═══ Listed entries
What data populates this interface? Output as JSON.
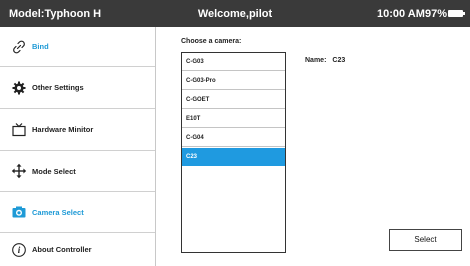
{
  "header": {
    "model": "Model:Typhoon H",
    "welcome": "Welcome,pilot",
    "time": "10:00 AM",
    "battery": "97%"
  },
  "sidebar": {
    "items": [
      {
        "label": "Bind",
        "icon": "link-icon",
        "active": true
      },
      {
        "label": "Other Settings",
        "icon": "gear-icon",
        "active": false
      },
      {
        "label": "Hardware Minitor",
        "icon": "monitor-icon",
        "active": false
      },
      {
        "label": "Mode Select",
        "icon": "move-arrows-icon",
        "active": false
      },
      {
        "label": "Camera Select",
        "icon": "camera-icon",
        "active": true
      },
      {
        "label": "About Controller",
        "icon": "info-icon",
        "active": false
      }
    ]
  },
  "main": {
    "choose_label": "Choose a camera:",
    "cameras": [
      "C-G03",
      "C-G03-Pro",
      "C-GOET",
      "E10T",
      "C-G04",
      "C23"
    ],
    "selected_camera": "C23",
    "name_label": "Name:",
    "name_value": "C23",
    "select_button": "Select"
  },
  "colors": {
    "accent": "#1e9ad6",
    "topbar": "#3a3a3a"
  }
}
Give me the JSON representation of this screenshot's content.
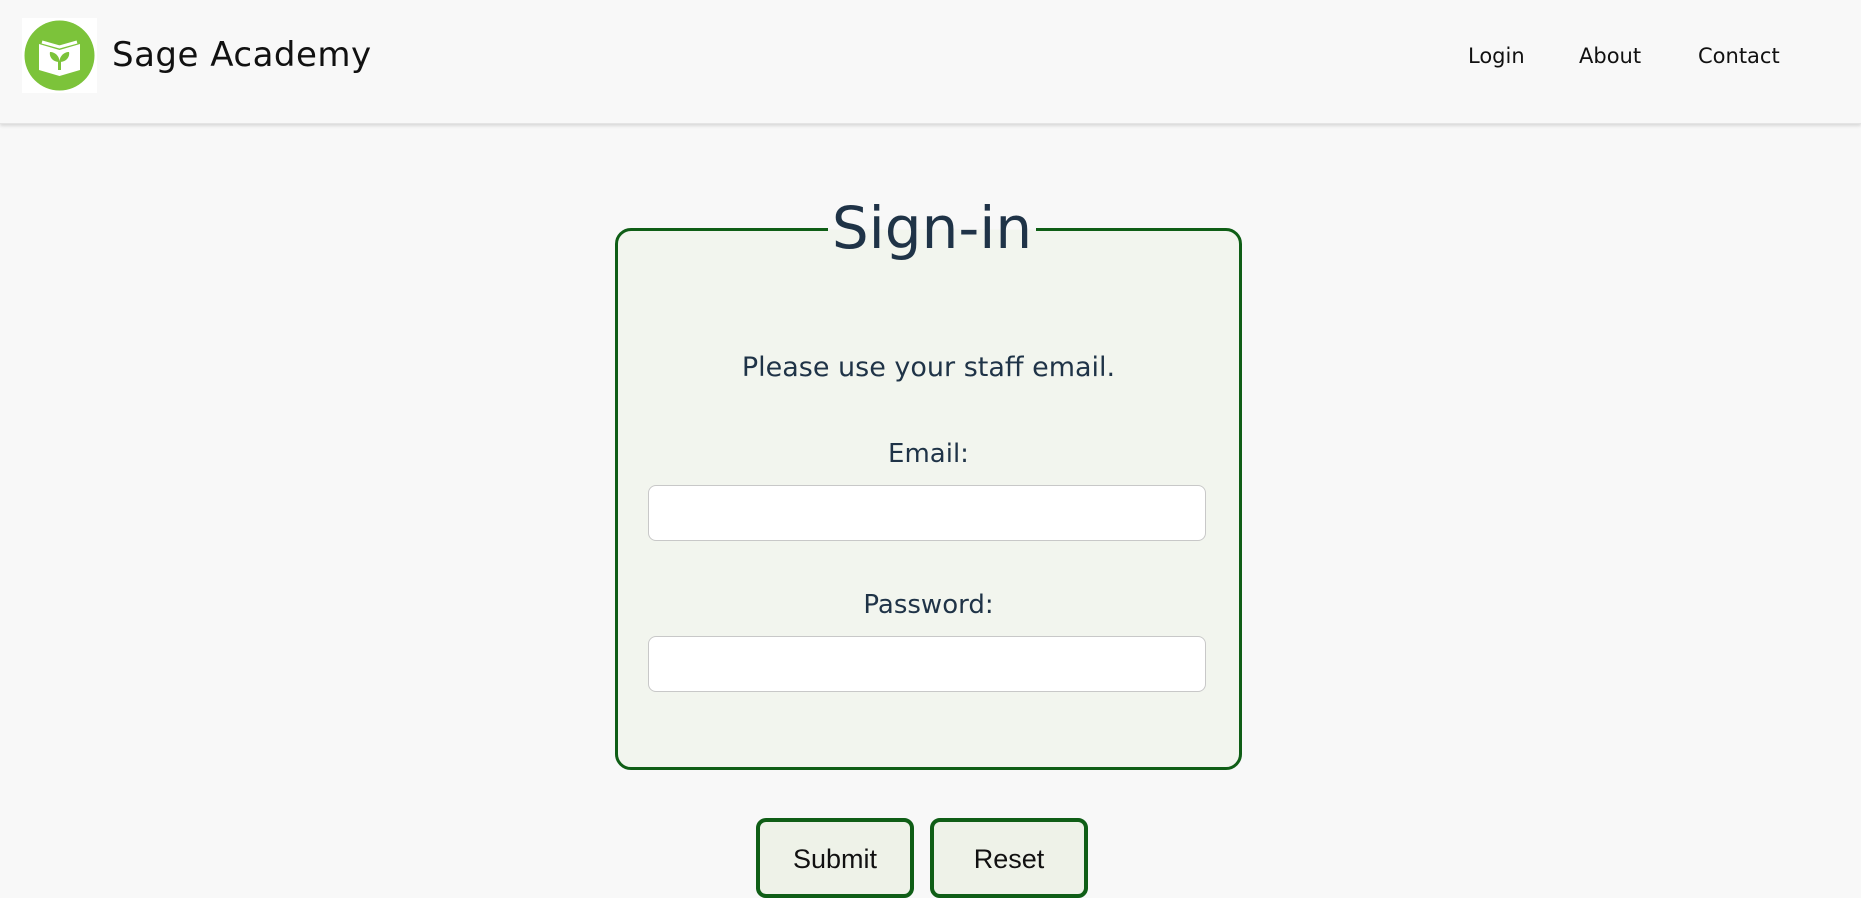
{
  "header": {
    "brand": "Sage Academy",
    "logo_icon": "book-sprout-icon",
    "nav": {
      "login": "Login",
      "about": "About",
      "contact": "Contact"
    }
  },
  "signin": {
    "title": "Sign-in",
    "hint": "Please use your staff email.",
    "email_label": "Email:",
    "email_value": "",
    "password_label": "Password:",
    "password_value": ""
  },
  "actions": {
    "submit_label": "Submit",
    "reset_label": "Reset"
  },
  "colors": {
    "accent_green": "#0f5e16",
    "logo_green": "#7cc33a",
    "text_navy": "#1f3347",
    "card_bg": "#f2f5ee"
  }
}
══════
→ **Exercise brief**:
List all lines above in which the string "About" appears.

→ **Response to this exercise**:
        "label": "About Controller",
      "about": "About",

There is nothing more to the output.